------ Items
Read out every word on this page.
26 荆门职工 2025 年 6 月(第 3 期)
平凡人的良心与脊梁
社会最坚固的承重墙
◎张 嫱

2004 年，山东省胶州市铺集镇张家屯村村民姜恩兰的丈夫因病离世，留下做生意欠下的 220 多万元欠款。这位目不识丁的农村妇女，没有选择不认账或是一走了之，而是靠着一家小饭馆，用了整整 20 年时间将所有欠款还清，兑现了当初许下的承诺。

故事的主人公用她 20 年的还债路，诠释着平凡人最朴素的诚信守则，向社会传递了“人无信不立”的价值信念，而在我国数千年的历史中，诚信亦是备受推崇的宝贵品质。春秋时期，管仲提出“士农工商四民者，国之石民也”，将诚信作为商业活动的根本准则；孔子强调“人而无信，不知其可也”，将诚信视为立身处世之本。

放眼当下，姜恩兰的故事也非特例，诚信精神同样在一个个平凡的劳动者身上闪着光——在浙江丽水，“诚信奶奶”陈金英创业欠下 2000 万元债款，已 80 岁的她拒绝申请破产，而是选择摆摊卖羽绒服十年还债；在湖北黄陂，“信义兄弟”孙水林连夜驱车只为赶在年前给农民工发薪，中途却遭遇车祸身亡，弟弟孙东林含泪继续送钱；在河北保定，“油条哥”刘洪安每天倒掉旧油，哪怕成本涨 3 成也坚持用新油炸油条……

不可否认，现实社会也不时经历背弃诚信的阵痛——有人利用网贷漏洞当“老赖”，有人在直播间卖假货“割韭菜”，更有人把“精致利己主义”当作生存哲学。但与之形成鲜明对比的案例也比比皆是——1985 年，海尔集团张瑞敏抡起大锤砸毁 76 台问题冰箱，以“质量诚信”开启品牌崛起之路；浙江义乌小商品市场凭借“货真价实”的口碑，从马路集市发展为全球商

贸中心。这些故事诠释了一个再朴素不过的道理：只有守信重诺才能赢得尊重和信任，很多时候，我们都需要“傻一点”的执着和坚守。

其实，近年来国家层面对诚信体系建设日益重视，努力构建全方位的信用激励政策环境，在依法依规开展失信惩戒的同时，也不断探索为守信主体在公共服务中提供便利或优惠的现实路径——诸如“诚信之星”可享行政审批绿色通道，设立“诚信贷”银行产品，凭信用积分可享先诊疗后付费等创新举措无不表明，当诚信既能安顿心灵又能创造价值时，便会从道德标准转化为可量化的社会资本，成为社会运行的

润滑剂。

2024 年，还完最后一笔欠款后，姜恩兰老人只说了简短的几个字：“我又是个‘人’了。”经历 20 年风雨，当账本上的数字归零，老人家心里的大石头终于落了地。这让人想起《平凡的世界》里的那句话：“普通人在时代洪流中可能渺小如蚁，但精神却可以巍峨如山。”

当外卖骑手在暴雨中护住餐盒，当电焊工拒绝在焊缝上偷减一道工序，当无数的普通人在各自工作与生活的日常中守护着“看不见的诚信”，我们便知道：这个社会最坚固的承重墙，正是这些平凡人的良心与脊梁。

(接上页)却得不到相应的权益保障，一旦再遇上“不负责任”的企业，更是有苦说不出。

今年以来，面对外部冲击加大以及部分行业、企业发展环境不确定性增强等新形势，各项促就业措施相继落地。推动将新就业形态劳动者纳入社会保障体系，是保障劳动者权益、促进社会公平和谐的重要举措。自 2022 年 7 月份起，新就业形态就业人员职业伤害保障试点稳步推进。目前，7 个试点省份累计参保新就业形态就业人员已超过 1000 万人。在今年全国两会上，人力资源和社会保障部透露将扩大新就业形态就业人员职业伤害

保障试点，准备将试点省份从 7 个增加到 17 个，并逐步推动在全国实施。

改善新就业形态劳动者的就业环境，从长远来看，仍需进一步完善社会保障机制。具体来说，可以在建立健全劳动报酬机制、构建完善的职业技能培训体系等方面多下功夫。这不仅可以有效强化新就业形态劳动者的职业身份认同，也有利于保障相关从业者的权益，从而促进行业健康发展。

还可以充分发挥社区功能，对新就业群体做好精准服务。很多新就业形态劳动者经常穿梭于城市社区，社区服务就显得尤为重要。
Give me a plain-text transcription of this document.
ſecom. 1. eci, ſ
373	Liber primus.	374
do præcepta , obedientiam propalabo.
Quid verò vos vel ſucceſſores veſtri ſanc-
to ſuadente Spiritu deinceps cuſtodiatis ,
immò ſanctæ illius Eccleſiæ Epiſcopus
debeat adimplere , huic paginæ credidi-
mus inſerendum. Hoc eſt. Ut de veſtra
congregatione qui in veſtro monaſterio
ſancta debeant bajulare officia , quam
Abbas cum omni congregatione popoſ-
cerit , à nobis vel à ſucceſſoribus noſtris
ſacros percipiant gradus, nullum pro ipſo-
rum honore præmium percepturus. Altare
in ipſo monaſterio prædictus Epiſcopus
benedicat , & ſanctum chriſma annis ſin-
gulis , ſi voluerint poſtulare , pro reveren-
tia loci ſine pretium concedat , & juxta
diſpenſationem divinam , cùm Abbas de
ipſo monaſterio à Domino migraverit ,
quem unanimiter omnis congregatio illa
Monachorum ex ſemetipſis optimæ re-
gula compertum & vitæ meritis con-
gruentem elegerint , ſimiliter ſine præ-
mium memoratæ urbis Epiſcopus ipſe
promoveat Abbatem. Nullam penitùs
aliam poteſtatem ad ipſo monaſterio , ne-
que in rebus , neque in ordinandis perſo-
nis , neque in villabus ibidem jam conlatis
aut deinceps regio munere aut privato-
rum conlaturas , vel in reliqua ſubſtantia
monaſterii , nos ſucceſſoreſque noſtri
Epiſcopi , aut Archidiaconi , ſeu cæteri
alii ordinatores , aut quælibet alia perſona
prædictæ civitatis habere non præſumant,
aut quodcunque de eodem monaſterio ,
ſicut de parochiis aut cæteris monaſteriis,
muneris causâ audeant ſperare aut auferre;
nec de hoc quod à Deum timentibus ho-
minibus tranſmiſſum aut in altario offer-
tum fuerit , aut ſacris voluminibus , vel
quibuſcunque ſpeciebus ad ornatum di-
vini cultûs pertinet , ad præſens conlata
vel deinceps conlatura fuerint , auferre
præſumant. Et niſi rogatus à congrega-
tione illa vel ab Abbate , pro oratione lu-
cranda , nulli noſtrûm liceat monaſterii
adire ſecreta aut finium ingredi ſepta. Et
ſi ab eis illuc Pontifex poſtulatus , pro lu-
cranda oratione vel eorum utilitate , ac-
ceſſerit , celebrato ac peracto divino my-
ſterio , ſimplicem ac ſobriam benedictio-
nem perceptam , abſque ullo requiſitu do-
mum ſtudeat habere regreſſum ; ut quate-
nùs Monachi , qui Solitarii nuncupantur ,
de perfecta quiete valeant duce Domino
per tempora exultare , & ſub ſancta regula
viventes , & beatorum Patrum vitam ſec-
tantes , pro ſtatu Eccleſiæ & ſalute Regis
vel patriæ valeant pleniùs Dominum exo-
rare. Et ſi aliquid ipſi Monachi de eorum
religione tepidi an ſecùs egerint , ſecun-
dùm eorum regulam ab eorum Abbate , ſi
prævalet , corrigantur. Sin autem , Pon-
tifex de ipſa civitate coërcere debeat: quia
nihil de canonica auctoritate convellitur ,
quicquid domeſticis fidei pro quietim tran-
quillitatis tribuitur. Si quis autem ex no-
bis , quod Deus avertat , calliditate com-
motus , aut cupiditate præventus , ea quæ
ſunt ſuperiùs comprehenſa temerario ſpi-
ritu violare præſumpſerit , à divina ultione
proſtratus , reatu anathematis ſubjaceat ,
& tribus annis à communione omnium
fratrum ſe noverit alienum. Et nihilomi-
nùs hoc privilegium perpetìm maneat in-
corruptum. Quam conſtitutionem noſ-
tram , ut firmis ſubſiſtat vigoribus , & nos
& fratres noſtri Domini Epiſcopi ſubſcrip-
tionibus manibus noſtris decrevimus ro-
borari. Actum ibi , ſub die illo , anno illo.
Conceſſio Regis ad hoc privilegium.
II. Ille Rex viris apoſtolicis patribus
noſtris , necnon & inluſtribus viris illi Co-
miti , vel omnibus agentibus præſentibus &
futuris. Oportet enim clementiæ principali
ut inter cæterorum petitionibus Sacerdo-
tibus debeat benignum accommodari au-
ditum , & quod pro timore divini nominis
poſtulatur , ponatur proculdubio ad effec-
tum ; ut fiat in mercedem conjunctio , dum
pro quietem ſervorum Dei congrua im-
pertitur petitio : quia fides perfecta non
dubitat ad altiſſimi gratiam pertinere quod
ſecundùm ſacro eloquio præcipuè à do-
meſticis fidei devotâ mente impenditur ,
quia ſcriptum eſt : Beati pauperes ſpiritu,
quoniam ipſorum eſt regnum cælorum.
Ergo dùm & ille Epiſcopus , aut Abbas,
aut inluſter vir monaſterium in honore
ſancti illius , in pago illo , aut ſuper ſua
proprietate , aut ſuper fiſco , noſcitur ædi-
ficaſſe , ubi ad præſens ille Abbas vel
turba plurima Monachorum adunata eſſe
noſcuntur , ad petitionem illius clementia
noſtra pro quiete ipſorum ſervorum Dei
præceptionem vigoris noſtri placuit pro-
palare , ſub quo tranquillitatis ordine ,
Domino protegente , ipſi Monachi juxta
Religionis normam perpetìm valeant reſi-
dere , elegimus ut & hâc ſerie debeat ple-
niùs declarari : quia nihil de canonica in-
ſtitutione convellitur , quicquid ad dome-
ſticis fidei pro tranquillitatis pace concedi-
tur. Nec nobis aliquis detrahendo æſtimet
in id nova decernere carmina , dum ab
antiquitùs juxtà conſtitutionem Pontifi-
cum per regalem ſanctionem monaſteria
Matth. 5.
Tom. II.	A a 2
------------
■ **To do**
From the data above, show each line that contains "Monachi".

■ **Exercise result**
nùs Monachi , qui Solitarii nuncupantur ,
rare. Et ſi aliquid ipſi Monachi de eorum
Domino protegente , ipſi Monachi juxta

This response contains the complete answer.